**WORK TO DO:**
Can you give the lines of the data as a Markdown table with two columns, Row for the row number and Entry for the line itself? Begin at the line that has "file-type: MD File <box>649 172 757 186</box>", stop after the line that has "document-file-icon <box>238 130 250 144</box>", and leave out any blank lines.

**DATA RECORDS:**
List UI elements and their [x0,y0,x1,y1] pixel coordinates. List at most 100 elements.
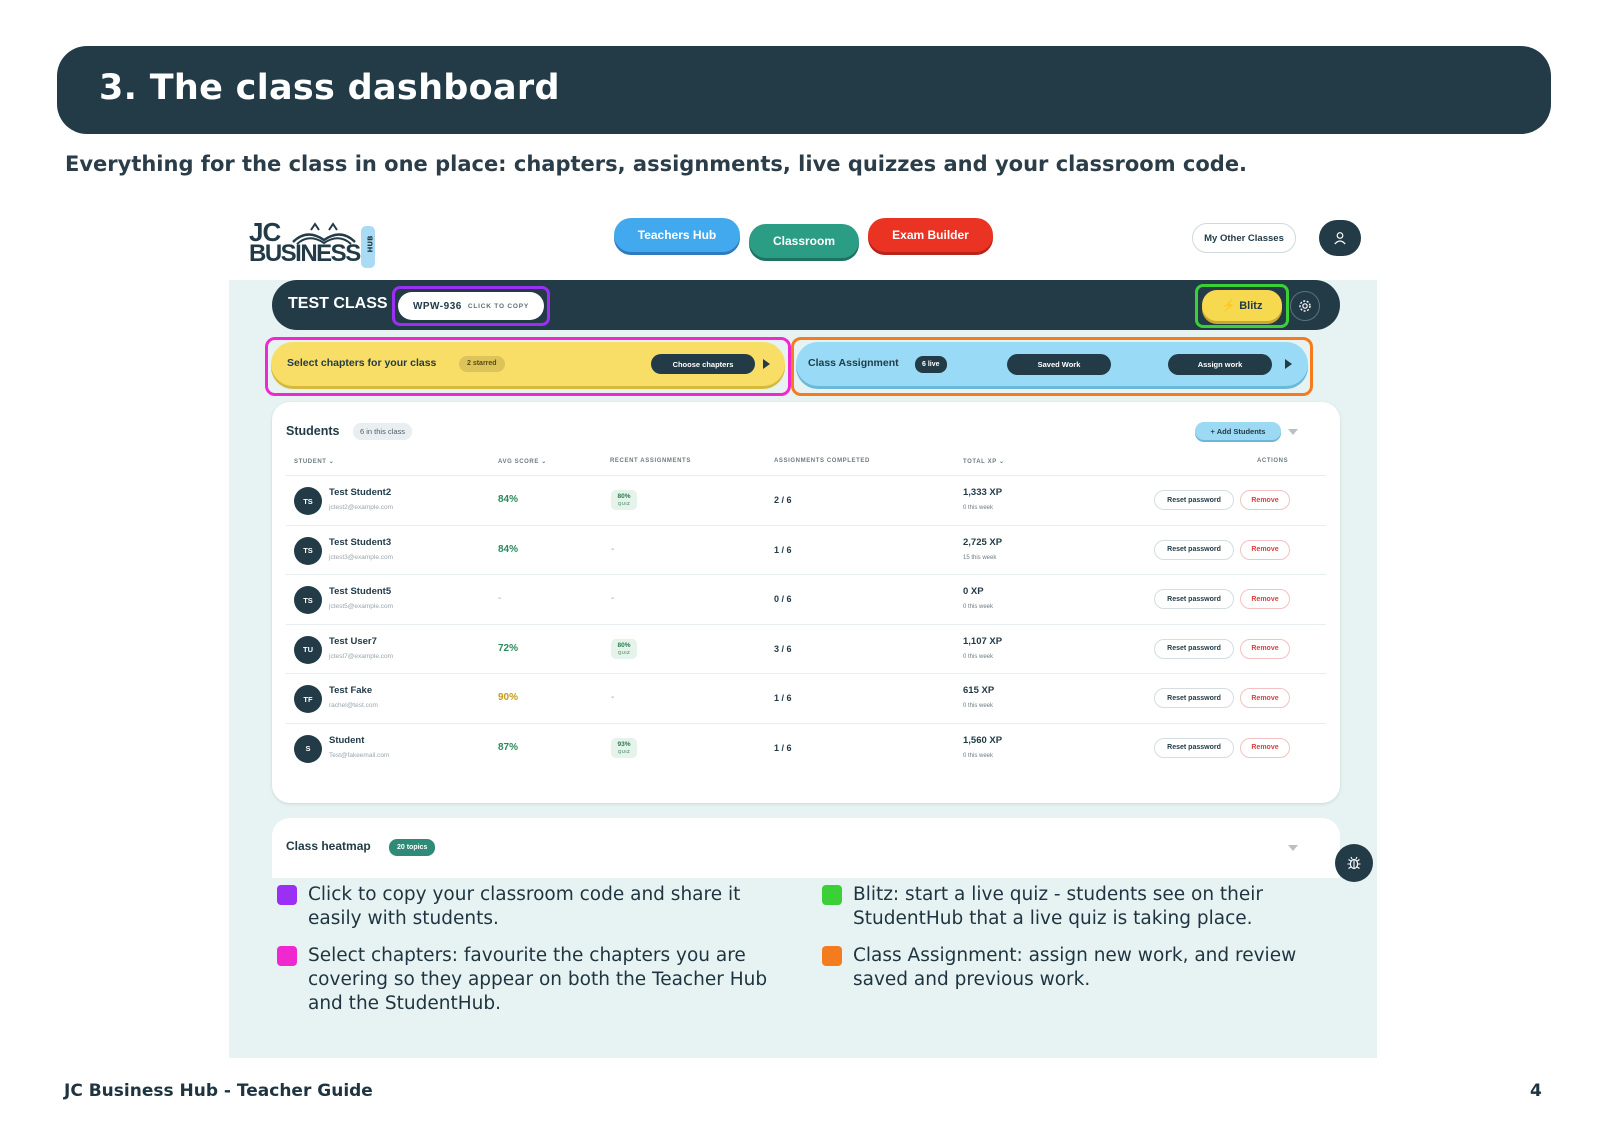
table-row: TU Test User7 jctest7@example.com 72% 80% QUI… [286,623,1326,674]
col-assignments-completed: ASSIGNMENTS COMPLETED [774,458,870,464]
quiz-label: QUIZ [617,501,631,506]
avg-score: 90% [498,692,519,703]
assignment-arrow-icon[interactable] [1285,359,1292,369]
student-avatar: TF [294,685,322,713]
assignments-completed: 3 / 6 [774,643,792,654]
choose-chapters-button[interactable]: Choose chapters [651,354,755,374]
recent-empty: - [611,543,615,555]
bug-icon [1347,856,1361,870]
col-total-xp[interactable]: TOTAL XP ⌄ [963,458,1005,465]
reset-password-button[interactable]: Reset password [1154,589,1234,609]
remove-student-button[interactable]: Remove [1240,638,1290,659]
chapters-label: Select chapters for your class [287,357,437,369]
remove-student-button[interactable]: Remove [1240,589,1290,609]
table-row: TF Test Fake rachel@test.com 90% - 1 / 6 615 X… [286,673,1326,723]
add-students-button[interactable]: + Add Students [1195,422,1281,440]
copy-hint: CLICK TO COPY [467,302,530,310]
recent-assignment: 80% QUIZ [611,638,637,659]
nav-exam-builder[interactable]: Exam Builder [868,218,993,252]
assignments-completed: 1 / 6 [774,544,792,555]
saved-work-button[interactable]: Saved Work [1007,354,1111,375]
reset-password-button[interactable]: Reset password [1154,737,1234,758]
xp-this-week: 0 this week [963,752,994,759]
quiz-label: QUIZ [617,748,631,754]
col-student[interactable]: STUDENT ⌄ [294,458,334,465]
heatmap-card: Class heatmap 20 topics [272,818,1340,878]
col-avg-score[interactable]: AVG SCORE ⌄ [498,458,547,465]
xp-this-week: 0 this week [963,703,994,709]
col-actions: ACTIONS [1257,458,1289,464]
nav-teachers-hub[interactable]: Teachers Hub [614,218,740,252]
total-xp: 1,560 XP [963,734,1003,746]
remove-student-button[interactable]: Remove [1240,737,1290,758]
class-settings-button[interactable] [1290,291,1320,321]
student-email: jctest7@example.com [329,652,394,660]
heatmap-chevron-icon[interactable] [1288,845,1298,851]
recent-score: 80% [617,641,631,649]
student-name: Test Student5 [329,586,392,597]
assignments-completed: 1 / 6 [774,693,792,703]
total-xp: 0 XP [963,586,984,597]
classroom-code: WPW-936 [412,300,462,312]
my-other-classes-button[interactable]: My Other Classes [1192,223,1296,253]
user-icon [1334,232,1346,245]
quiz-label: QUIZ [617,649,631,655]
recent-assignment: - [611,540,614,555]
logo-hub-tag: HUB [361,226,375,268]
class-assignment-bar[interactable]: Class Assignment 6 live Saved Work Assig… [796,342,1308,386]
xp-this-week: 0 this week [963,653,994,660]
gear-icon [1299,300,1311,312]
assign-work-button[interactable]: Assign work [1168,354,1272,375]
student-avatar: TS [294,586,322,614]
recent-score: 93% [617,740,631,748]
student-avatar: TU [294,635,322,664]
select-chapters-bar[interactable]: Select chapters for your class 2 starred… [271,342,785,386]
xp-this-week: 0 this week [963,604,994,610]
total-xp: 2,725 XP [963,536,1003,548]
report-bug-button[interactable] [1335,844,1373,882]
student-avatar: TS [294,487,322,515]
recent-empty: - [611,692,615,703]
legend-swatch [822,885,842,905]
title-banner: 3. The class dashboard [57,46,1551,134]
profile-button[interactable] [1319,220,1361,256]
app-logo[interactable]: JC BUSINESS HUB [249,219,379,272]
classroom-code-button[interactable]: WPW-936 CLICK TO COPY [398,292,544,320]
legend-swatch [277,946,297,966]
avg-score: 84% [498,494,519,505]
reset-password-button[interactable]: Reset password [1154,638,1234,659]
student-name: Student [329,734,365,746]
remove-student-button[interactable]: Remove [1240,490,1290,510]
avg-score: 72% [498,642,519,654]
avg-score: - [498,593,502,604]
student-name: Test Student2 [329,487,392,498]
student-name: Test Fake [329,685,373,696]
blitz-button[interactable]: ⚡ Blitz [1202,290,1282,321]
reset-password-button[interactable]: Reset password [1154,539,1234,560]
recent-score-badge: 80% QUIZ [611,638,637,659]
recent-assignment: - [611,589,614,604]
students-count-badge: 6 in this class [353,423,413,440]
live-badge: 6 live [915,356,947,373]
assignment-label: Class Assignment [808,357,899,369]
remove-student-button[interactable]: Remove [1240,688,1290,708]
page-subtitle: Everything for the class in one place: c… [65,152,1248,176]
total-xp: 615 XP [963,685,995,696]
remove-student-button[interactable]: Remove [1240,539,1290,560]
legend-swatch [822,946,842,966]
recent-assignment: 93% QUIZ [611,737,637,758]
footer-guide-title: JC Business Hub - Teacher Guide [64,1081,373,1101]
recent-score: 80% [617,493,631,500]
reset-password-button[interactable]: Reset password [1154,490,1234,510]
reset-password-button[interactable]: Reset password [1154,688,1234,708]
legend-text: Class Assignment: assign new work, and r… [853,945,1297,990]
student-email: jctest3@example.com [329,553,394,561]
blitz-label: Blitz [1239,299,1263,312]
chapters-arrow-icon[interactable] [763,359,770,369]
collapse-chevron-icon[interactable] [1288,429,1298,435]
dashboard-screenshot: JC BUSINESS HUB Teachers Hub Classroom E… [229,214,1377,1058]
table-row: S Student Test@fakeemail.com 87% 93% QUIZ 1 / … [286,722,1326,773]
assignments-completed: 1 / 6 [774,742,792,753]
nav-classroom[interactable]: Classroom [749,224,859,258]
starred-badge: 2 starred [459,356,505,372]
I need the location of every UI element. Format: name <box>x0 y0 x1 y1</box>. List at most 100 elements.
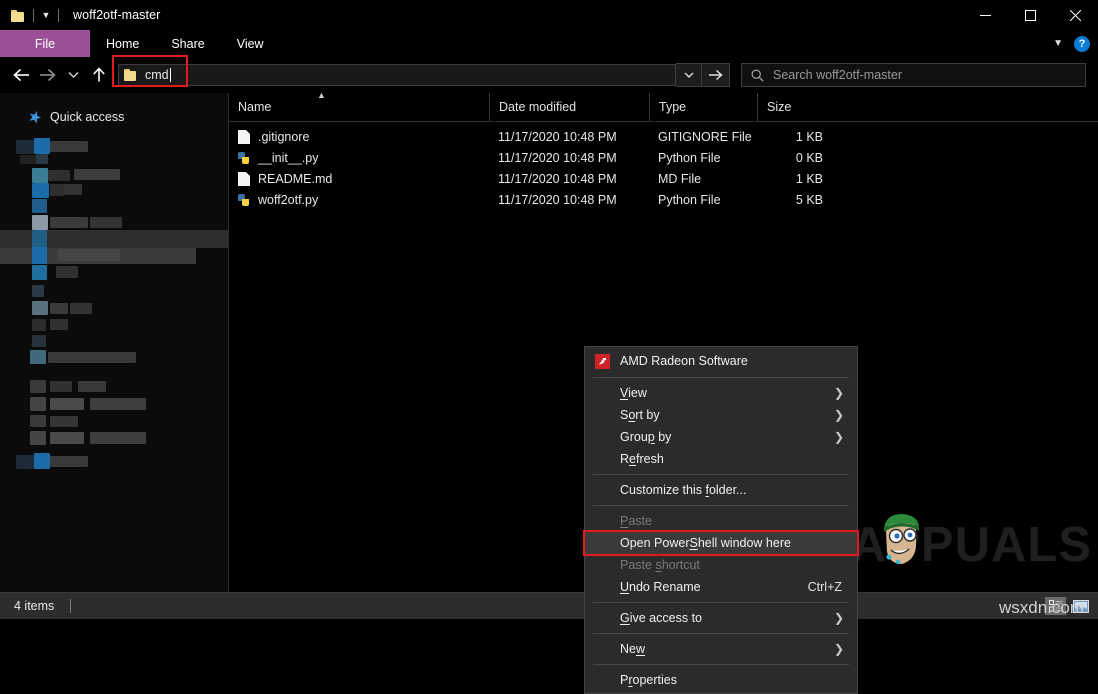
file-type: MD File <box>649 172 757 186</box>
chevron-down-icon[interactable]: ▼ <box>1053 39 1063 49</box>
context-menu-item-view[interactable]: View ❯ <box>585 382 857 404</box>
context-menu-item-shortcut: Ctrl+Z <box>808 580 842 594</box>
context-menu-item-open-powershell-window-here[interactable]: Open PowerShell window here <box>585 532 857 554</box>
details-view-icon[interactable] <box>1045 597 1066 615</box>
titlebar-divider-2 <box>58 9 59 22</box>
context-menu-item-label: Refresh <box>620 452 664 466</box>
context-menu-item-label: New <box>620 642 645 656</box>
quick-access-toolbar-dropdown-icon[interactable]: ▼ <box>40 9 52 21</box>
help-icon[interactable]: ? <box>1074 36 1090 52</box>
sidebar-item-label: Quick access <box>50 110 124 124</box>
status-bar: 4 items <box>0 592 1098 619</box>
search-input[interactable]: Search woff2otf-master <box>741 63 1086 87</box>
file-type: GITIGNORE File <box>649 130 757 144</box>
address-history-dropdown[interactable] <box>676 63 702 87</box>
table-row[interactable]: README.md 11/17/2020 10:48 PM MD File 1 … <box>229 168 1098 189</box>
status-item-count: 4 items <box>14 599 54 613</box>
navigation-bar: cmd Search woff2otf-master <box>0 57 1098 93</box>
file-name: .gitignore <box>258 130 309 144</box>
file-type: Python File <box>649 193 757 207</box>
document-file-icon <box>238 130 250 144</box>
context-menu-item-sort-by[interactable]: Sort by ❯ <box>585 404 857 426</box>
column-header-name[interactable]: Name ▲ <box>229 93 489 121</box>
tab-file[interactable]: File <box>0 30 90 57</box>
file-name-cell: woff2otf.py <box>229 193 489 207</box>
recent-locations-chevron-icon[interactable] <box>60 62 86 88</box>
explorer-body: Quick access <box>0 93 1098 592</box>
chevron-right-icon: ❯ <box>834 431 844 443</box>
document-file-icon <box>238 172 250 186</box>
context-menu-item-properties[interactable]: Properties <box>585 669 857 691</box>
titlebar-divider <box>33 9 34 22</box>
context-menu-item-customize-this-folder[interactable]: Customize this folder... <box>585 479 857 501</box>
python-file-icon <box>238 193 250 207</box>
table-row[interactable]: __init__.py 11/17/2020 10:48 PM Python F… <box>229 147 1098 168</box>
file-type: Python File <box>649 151 757 165</box>
file-name: woff2otf.py <box>258 193 318 207</box>
forward-arrow-icon[interactable] <box>34 62 60 88</box>
table-row[interactable]: .gitignore 11/17/2020 10:48 PM GITIGNORE… <box>229 126 1098 147</box>
file-name-cell: __init__.py <box>229 151 489 165</box>
context-menu-separator <box>593 474 849 475</box>
go-arrow-icon[interactable] <box>702 63 730 87</box>
star-icon <box>28 110 42 124</box>
file-size: 5 KB <box>757 193 837 207</box>
context-menu-separator <box>593 505 849 506</box>
file-date: 11/17/2020 10:48 PM <box>489 193 649 207</box>
context-menu-item-label: Group by <box>620 430 671 444</box>
context-menu-item-amd-radeon-software[interactable]: AMD Radeon Software <box>585 349 857 373</box>
context-menu-item-new[interactable]: New ❯ <box>585 638 857 660</box>
ribbon-tabs: File Home Share View ▼ ? <box>0 30 1098 57</box>
view-mode-buttons <box>1045 597 1091 615</box>
context-menu-item-give-access-to[interactable]: Give access to ❯ <box>585 607 857 629</box>
close-button[interactable] <box>1053 0 1098 30</box>
context-menu-item-label: Customize this folder... <box>620 483 746 497</box>
back-arrow-icon[interactable] <box>8 62 34 88</box>
context-menu-item-group-by[interactable]: Group by ❯ <box>585 426 857 448</box>
file-explorer-window: ▼ woff2otf-master File Home Share View ▼… <box>0 0 1098 619</box>
file-name: README.md <box>258 172 332 186</box>
chevron-right-icon: ❯ <box>834 387 844 399</box>
context-menu-item-paste-shortcut: Paste shortcut <box>585 554 857 576</box>
chevron-right-icon: ❯ <box>834 409 844 421</box>
sort-ascending-icon: ▲ <box>317 91 326 100</box>
context-menu-item-refresh[interactable]: Refresh <box>585 448 857 470</box>
table-row[interactable]: woff2otf.py 11/17/2020 10:48 PM Python F… <box>229 189 1098 210</box>
python-file-icon <box>238 151 250 165</box>
column-header-type[interactable]: Type <box>649 93 757 121</box>
navigation-pane: Quick access <box>0 93 229 592</box>
maximize-button[interactable] <box>1008 0 1053 30</box>
up-arrow-icon[interactable] <box>86 62 112 88</box>
folder-icon <box>124 69 139 81</box>
column-header-size[interactable]: Size <box>757 93 837 121</box>
tab-view[interactable]: View <box>221 30 280 57</box>
tab-home[interactable]: Home <box>90 30 155 57</box>
ribbon-right-controls: ▼ ? <box>1053 30 1090 57</box>
context-menu-separator <box>593 633 849 634</box>
context-menu-item-undo-rename[interactable]: Undo Rename Ctrl+Z <box>585 576 857 598</box>
file-date: 11/17/2020 10:48 PM <box>489 172 649 186</box>
column-header-date-modified[interactable]: Date modified <box>489 93 649 121</box>
window-title: woff2otf-master <box>73 8 160 22</box>
file-date: 11/17/2020 10:48 PM <box>489 151 649 165</box>
sidebar-item-quick-access[interactable]: Quick access <box>0 106 228 128</box>
tab-share[interactable]: Share <box>155 30 220 57</box>
context-menu-separator <box>593 377 849 378</box>
search-icon <box>751 69 764 82</box>
text-caret <box>170 68 171 82</box>
chevron-right-icon: ❯ <box>834 612 844 624</box>
minimize-button[interactable] <box>963 0 1008 30</box>
context-menu-item-label: View <box>620 386 647 400</box>
context-menu-separator <box>593 664 849 665</box>
folder-icon <box>11 9 27 22</box>
context-menu-item-label: Properties <box>620 673 677 687</box>
address-input[interactable]: cmd <box>118 64 676 86</box>
context-menu-item-label: AMD Radeon Software <box>620 354 748 368</box>
status-divider <box>70 599 71 613</box>
context-menu: AMD Radeon Software View ❯ Sort by ❯ Gro… <box>584 346 858 694</box>
file-name-cell: .gitignore <box>229 130 489 144</box>
address-bar-wrapper: cmd <box>118 64 676 86</box>
large-icons-view-icon[interactable] <box>1070 597 1091 615</box>
amd-radeon-icon <box>595 354 610 369</box>
context-menu-separator <box>593 602 849 603</box>
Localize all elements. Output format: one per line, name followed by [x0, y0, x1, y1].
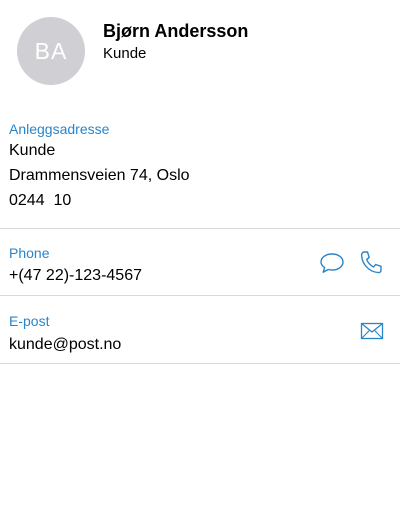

**SOLUTION TO THE EXERCISE:**
| Row | Entry |
|---|---|
| 1 | file-type: MD File <box>649 172 757 186</box> |
| 2 | chevron-down-icon[interactable]: ▼ <box>1053 39 1063 49</box> |
| 3 | context-menu-item-view[interactable]: View ❯ <box>585 382 857 404</box> |
| 4 | context-menu-item-shortcut: Ctrl+Z <box>808 580 842 594</box> |
| 5 | context-menu-item-open-powershell-window-here[interactable]: Open PowerShell window here <box>585 532 857 554</box> |
| 6 | details-view-icon[interactable] <box>1045 597 1066 615</box> |
| 7 | titlebar-divider-2 <box>58 9 59 22</box> |
| 8 | context-menu-item-label: Refresh <box>620 452 664 466</box> |
| 9 | context-menu-item-label: New <box>620 642 645 656</box> |
| 10 | quick-access-toolbar-dropdown-icon[interactable]: ▼ <box>40 9 52 21</box> |
| 11 | help-icon[interactable]: ? <box>1074 36 1090 52</box> |
| 12 | sidebar-item-label: Quick access <box>50 110 124 124</box> |
| 13 | status-bar: 4 items <box>0 592 1098 619</box> |
| 14 | search-input[interactable]: Search woff2otf-master <box>741 63 1086 87</box> |
| 15 | file-type: GITIGNORE File <box>649 130 757 144</box> |
| 16 | address-history-dropdown[interactable] <box>676 63 702 87</box> |
| 17 | table-row[interactable]: README.md 11/17/2020 10:48 PM MD File 1 … <box>229 168 1098 189</box> |
| 18 | status-item-count: 4 items <box>14 599 54 613</box> |
| 19 | navigation-bar: cmd Search woff2otf-master <box>0 57 1098 93</box> |
| 20 | file-name: .gitignore <box>258 130 309 144</box> |
| 21 | file-type: Python File <box>649 193 757 207</box> |
| 22 | document-file-icon <box>238 130 250 144</box> |